# WHAT THE TASK ASKS:
Copy every line that mentions the word "background".

>> START EXERCISE INPUTS

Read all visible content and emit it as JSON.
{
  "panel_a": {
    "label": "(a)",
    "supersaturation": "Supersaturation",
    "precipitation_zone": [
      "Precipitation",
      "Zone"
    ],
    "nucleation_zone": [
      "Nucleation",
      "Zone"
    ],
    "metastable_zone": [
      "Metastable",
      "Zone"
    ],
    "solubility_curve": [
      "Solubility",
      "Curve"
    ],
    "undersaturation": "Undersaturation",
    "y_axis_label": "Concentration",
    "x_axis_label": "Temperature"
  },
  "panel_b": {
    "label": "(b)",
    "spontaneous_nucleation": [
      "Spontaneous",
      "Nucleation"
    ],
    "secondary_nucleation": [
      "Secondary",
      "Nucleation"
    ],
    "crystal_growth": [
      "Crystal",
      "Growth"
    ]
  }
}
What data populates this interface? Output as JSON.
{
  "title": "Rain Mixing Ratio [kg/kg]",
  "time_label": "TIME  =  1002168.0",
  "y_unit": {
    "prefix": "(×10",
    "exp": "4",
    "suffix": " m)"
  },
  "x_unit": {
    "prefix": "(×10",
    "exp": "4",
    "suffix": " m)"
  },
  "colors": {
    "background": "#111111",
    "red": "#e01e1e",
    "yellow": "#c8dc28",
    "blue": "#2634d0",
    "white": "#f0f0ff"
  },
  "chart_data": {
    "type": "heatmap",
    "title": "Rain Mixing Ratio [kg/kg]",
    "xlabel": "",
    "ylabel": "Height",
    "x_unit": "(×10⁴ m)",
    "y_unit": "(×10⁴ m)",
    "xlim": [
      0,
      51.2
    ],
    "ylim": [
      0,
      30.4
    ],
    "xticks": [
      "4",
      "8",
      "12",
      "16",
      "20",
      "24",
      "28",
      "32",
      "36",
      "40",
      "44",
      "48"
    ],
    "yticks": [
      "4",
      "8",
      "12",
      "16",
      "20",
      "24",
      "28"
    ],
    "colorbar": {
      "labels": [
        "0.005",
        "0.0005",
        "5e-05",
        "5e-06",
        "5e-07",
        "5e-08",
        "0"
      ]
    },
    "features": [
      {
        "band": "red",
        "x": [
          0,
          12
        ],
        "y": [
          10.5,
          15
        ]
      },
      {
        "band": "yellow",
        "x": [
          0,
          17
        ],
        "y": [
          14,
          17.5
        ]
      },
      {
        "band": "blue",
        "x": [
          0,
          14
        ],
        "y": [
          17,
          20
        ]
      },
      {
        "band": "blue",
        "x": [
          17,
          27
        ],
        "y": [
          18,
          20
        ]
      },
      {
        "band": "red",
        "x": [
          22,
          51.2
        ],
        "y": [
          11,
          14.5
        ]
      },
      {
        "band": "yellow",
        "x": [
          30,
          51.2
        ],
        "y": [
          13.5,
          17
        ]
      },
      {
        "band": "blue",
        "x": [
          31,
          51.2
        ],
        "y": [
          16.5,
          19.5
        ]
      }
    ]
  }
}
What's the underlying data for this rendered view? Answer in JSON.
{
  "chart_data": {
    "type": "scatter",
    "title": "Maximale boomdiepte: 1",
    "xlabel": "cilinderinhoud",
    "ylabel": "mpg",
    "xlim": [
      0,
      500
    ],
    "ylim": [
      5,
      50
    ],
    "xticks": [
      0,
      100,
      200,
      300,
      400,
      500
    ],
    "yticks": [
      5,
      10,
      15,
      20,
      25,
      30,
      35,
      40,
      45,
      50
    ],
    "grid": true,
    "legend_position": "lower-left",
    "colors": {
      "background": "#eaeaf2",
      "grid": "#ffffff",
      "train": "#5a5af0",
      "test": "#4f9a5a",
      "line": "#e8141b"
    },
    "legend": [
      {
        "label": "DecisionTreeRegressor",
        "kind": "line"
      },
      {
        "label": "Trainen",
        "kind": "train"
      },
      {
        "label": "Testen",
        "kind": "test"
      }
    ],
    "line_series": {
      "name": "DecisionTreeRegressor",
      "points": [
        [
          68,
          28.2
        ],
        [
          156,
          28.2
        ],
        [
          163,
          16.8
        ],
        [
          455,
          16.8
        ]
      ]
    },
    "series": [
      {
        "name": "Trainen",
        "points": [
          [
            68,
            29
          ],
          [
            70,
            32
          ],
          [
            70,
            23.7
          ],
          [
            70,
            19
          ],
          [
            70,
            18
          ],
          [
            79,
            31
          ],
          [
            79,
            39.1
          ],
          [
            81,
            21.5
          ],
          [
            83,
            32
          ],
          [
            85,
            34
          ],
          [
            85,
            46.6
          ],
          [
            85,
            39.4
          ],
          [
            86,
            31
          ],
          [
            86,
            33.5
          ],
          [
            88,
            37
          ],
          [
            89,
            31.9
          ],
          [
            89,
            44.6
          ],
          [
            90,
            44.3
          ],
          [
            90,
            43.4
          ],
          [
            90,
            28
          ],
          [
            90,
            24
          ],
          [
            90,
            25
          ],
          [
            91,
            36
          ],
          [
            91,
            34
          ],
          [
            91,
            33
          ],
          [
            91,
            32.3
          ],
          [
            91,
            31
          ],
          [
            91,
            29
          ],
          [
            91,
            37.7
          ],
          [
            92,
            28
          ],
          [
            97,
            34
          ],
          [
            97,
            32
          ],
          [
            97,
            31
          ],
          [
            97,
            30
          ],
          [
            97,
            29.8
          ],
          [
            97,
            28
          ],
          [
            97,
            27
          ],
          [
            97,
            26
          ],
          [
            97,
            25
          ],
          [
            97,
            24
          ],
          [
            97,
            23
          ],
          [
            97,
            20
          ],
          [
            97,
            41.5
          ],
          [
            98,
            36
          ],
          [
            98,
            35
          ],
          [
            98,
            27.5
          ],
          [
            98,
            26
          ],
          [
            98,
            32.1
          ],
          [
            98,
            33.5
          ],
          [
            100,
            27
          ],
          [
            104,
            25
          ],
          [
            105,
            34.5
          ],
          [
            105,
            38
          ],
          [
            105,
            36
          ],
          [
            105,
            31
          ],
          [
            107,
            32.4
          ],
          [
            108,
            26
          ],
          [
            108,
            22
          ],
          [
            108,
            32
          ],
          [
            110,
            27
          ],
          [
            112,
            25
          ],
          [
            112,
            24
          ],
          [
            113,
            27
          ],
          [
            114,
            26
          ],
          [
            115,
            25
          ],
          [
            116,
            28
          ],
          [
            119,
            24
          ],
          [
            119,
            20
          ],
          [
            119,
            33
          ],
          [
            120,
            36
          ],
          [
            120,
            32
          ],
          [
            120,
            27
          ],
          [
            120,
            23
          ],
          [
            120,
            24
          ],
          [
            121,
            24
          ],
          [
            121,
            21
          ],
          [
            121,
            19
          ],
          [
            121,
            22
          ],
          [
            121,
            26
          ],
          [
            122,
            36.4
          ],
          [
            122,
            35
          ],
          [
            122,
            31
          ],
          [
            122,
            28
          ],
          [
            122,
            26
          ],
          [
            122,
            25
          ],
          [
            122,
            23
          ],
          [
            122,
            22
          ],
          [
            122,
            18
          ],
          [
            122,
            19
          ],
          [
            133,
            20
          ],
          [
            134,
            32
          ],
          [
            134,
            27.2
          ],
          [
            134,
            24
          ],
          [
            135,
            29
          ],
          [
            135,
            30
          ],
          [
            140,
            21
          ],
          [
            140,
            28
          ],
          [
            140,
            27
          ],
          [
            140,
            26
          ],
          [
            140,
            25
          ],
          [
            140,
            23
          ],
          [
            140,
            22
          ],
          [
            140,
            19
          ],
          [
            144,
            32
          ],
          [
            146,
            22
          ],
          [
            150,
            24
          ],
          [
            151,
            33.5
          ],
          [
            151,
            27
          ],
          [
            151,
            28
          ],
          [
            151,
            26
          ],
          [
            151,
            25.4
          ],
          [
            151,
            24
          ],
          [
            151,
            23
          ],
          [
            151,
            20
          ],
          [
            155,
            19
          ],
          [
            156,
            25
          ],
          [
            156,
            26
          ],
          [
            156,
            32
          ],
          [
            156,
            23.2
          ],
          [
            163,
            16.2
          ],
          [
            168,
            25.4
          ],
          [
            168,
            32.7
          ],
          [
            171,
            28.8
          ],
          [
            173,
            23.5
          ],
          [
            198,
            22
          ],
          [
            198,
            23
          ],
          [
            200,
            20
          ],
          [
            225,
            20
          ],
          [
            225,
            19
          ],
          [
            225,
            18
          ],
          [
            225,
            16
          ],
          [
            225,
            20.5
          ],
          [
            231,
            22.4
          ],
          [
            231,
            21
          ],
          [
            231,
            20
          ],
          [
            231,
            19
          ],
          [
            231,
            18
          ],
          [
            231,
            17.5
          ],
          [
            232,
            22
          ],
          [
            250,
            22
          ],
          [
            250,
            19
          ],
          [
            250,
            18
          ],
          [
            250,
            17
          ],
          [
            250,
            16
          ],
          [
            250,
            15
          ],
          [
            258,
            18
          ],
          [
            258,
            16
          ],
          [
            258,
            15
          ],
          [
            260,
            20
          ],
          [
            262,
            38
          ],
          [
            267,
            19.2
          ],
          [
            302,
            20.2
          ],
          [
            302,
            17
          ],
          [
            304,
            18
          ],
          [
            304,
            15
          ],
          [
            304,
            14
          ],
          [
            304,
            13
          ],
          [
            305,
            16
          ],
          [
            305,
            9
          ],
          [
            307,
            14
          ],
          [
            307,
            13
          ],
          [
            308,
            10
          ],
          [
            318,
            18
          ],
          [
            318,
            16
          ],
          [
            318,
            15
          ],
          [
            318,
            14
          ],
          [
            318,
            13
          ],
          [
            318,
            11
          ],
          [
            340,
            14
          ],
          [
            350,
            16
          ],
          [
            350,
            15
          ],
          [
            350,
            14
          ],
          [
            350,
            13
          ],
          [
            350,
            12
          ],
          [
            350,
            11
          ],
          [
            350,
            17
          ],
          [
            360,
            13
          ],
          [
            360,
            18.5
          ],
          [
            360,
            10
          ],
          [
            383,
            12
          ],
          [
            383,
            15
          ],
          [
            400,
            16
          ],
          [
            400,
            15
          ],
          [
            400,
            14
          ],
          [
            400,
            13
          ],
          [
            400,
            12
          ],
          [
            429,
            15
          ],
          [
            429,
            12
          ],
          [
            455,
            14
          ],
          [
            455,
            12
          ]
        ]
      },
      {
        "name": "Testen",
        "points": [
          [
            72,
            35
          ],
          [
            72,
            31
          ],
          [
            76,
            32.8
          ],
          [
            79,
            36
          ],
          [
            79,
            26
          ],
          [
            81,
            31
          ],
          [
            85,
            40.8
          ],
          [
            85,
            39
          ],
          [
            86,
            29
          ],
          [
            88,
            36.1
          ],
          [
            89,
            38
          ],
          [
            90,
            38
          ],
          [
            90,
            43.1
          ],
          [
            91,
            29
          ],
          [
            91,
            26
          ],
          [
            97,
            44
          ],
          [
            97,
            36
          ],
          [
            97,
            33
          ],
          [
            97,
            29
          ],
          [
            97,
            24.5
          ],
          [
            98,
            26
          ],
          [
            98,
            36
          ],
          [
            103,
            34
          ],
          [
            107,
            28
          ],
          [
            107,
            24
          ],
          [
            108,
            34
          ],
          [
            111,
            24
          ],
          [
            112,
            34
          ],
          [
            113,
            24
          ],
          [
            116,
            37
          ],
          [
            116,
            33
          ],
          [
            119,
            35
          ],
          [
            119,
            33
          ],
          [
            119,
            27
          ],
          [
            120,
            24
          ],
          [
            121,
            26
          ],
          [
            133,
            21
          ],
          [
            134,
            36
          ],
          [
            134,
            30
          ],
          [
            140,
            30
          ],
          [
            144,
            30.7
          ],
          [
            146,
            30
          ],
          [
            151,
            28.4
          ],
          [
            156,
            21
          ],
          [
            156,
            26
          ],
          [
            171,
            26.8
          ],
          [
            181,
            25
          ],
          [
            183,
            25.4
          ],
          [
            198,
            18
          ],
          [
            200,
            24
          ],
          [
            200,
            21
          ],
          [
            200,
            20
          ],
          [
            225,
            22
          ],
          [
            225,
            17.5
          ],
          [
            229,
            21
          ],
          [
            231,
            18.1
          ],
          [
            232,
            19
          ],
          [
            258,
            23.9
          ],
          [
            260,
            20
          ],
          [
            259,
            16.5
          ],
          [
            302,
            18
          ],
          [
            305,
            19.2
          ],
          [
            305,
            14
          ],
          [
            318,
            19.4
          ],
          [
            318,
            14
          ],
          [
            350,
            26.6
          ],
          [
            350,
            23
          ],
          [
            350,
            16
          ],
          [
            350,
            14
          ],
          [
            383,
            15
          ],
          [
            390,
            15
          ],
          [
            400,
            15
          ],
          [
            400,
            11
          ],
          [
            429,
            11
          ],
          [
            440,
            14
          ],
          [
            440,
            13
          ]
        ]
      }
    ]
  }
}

>> END EXERCISE INPUTS

# SOLUTION FOR THIS TASK:
    "background": "#111111",
      "background": "#eaeaf2",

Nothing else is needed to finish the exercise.